Exercise: Can you give these lines again with every "video-thumbnail" replaced by "video-preview" and everything else unchanged? Leave the pictures out of your answer.

----- Data lines -----

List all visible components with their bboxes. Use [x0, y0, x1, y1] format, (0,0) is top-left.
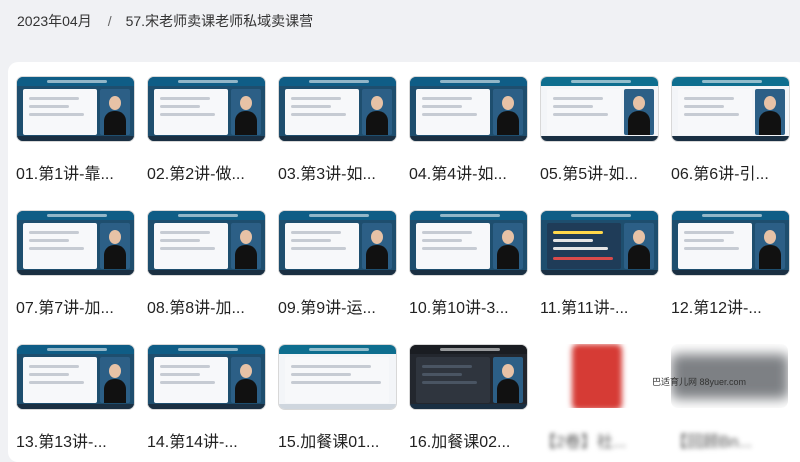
video-title: 03.第3讲-如... — [278, 166, 376, 183]
watermark-text: 巴适育儿网 88yuer.com — [652, 377, 747, 387]
file-title: 【回顾Bn... — [671, 434, 752, 451]
video-thumbnail[interactable] — [147, 344, 266, 410]
video-thumbnail[interactable] — [16, 344, 135, 410]
video-title: 06.第6讲-引... — [671, 166, 769, 183]
breadcrumb-current-folder: 57.宋老师卖课老师私域卖课营 — [125, 13, 314, 29]
video-thumbnail[interactable] — [278, 210, 397, 276]
file-title: 【2卷】社... — [540, 434, 627, 451]
video-title: 02.第2讲-做... — [147, 166, 245, 183]
video-thumbnail[interactable] — [671, 76, 790, 142]
video-thumbnail[interactable] — [147, 76, 266, 142]
breadcrumb: 2023年04月 / 57.宋老师卖课老师私域卖课营 — [17, 10, 313, 32]
video-title: 15.加餐课01... — [278, 434, 380, 451]
video-title: 05.第5讲-如... — [540, 166, 638, 183]
video-title: 09.第9讲-运... — [278, 300, 376, 317]
video-thumbnail[interactable] — [671, 210, 790, 276]
video-thumbnail[interactable] — [409, 76, 528, 142]
breadcrumb-separator: / — [107, 13, 112, 29]
video-thumbnail[interactable] — [540, 76, 659, 142]
video-thumbnail[interactable] — [16, 76, 135, 142]
video-title: 16.加餐课02... — [409, 434, 511, 451]
video-title: 01.第1讲-靠... — [16, 166, 114, 183]
video-title: 04.第4讲-如... — [409, 166, 507, 183]
video-thumbnail[interactable] — [278, 76, 397, 142]
file-grid-panel: 01.第1讲-靠... 02.第2讲-做... 03.第3讲-如... 04.第… — [8, 62, 800, 462]
file-thumbnail[interactable] — [540, 344, 657, 408]
video-thumbnail[interactable] — [147, 210, 266, 276]
video-title: 08.第8讲-加... — [147, 300, 245, 317]
video-thumbnail[interactable] — [278, 344, 397, 410]
video-thumbnail[interactable] — [409, 210, 528, 276]
video-title: 07.第7讲-加... — [16, 300, 114, 317]
video-title: 12.第12讲-... — [671, 300, 762, 317]
video-title: 14.第14讲-... — [147, 434, 238, 451]
video-title: 10.第10讲-3... — [409, 300, 509, 317]
breadcrumb-date[interactable]: 2023年04月 — [17, 11, 92, 31]
video-title: 13.第13讲-... — [16, 434, 107, 451]
video-thumbnail[interactable] — [409, 344, 528, 410]
video-thumbnail[interactable] — [16, 210, 135, 276]
video-title: 11.第11讲-... — [540, 300, 629, 317]
video-thumbnail[interactable] — [540, 210, 659, 276]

-----

Exercise solution:
List all visible components with their bboxes. Use [x0, y0, x1, y1] format, (0,0) is top-left.
video-title: 03.第3讲-如... — [278, 166, 376, 183]
watermark-text: 巴适育儿网 88yuer.com — [652, 377, 747, 387]
file-title: 【回顾Bn... — [671, 434, 752, 451]
video-preview[interactable] — [147, 344, 266, 410]
video-preview[interactable] — [16, 344, 135, 410]
video-title: 06.第6讲-引... — [671, 166, 769, 183]
breadcrumb-current-folder: 57.宋老师卖课老师私域卖课营 — [125, 13, 314, 29]
video-preview[interactable] — [278, 210, 397, 276]
file-title: 【2卷】社... — [540, 434, 627, 451]
video-title: 02.第2讲-做... — [147, 166, 245, 183]
video-preview[interactable] — [671, 76, 790, 142]
video-preview[interactable] — [147, 76, 266, 142]
breadcrumb: 2023年04月 / 57.宋老师卖课老师私域卖课营 — [17, 10, 313, 32]
video-title: 15.加餐课01... — [278, 434, 380, 451]
video-title: 05.第5讲-如... — [540, 166, 638, 183]
video-title: 09.第9讲-运... — [278, 300, 376, 317]
video-preview[interactable] — [671, 210, 790, 276]
video-preview[interactable] — [409, 76, 528, 142]
breadcrumb-separator: / — [107, 13, 112, 29]
video-preview[interactable] — [540, 76, 659, 142]
video-preview[interactable] — [16, 76, 135, 142]
video-title: 16.加餐课02... — [409, 434, 511, 451]
video-title: 01.第1讲-靠... — [16, 166, 114, 183]
video-title: 04.第4讲-如... — [409, 166, 507, 183]
video-preview[interactable] — [278, 76, 397, 142]
file-grid-panel: 01.第1讲-靠... 02.第2讲-做... 03.第3讲-如... 04.第… — [8, 62, 800, 462]
file-thumbnail[interactable] — [540, 344, 657, 408]
video-preview[interactable] — [147, 210, 266, 276]
video-title: 08.第8讲-加... — [147, 300, 245, 317]
video-preview[interactable] — [278, 344, 397, 410]
video-preview[interactable] — [409, 210, 528, 276]
video-title: 07.第7讲-加... — [16, 300, 114, 317]
video-title: 12.第12讲-... — [671, 300, 762, 317]
video-title: 14.第14讲-... — [147, 434, 238, 451]
video-title: 10.第10讲-3... — [409, 300, 509, 317]
breadcrumb-date[interactable]: 2023年04月 — [17, 11, 92, 31]
video-title: 13.第13讲-... — [16, 434, 107, 451]
video-preview[interactable] — [409, 344, 528, 410]
video-preview[interactable] — [16, 210, 135, 276]
video-title: 11.第11讲-... — [540, 300, 629, 317]
video-preview[interactable] — [540, 210, 659, 276]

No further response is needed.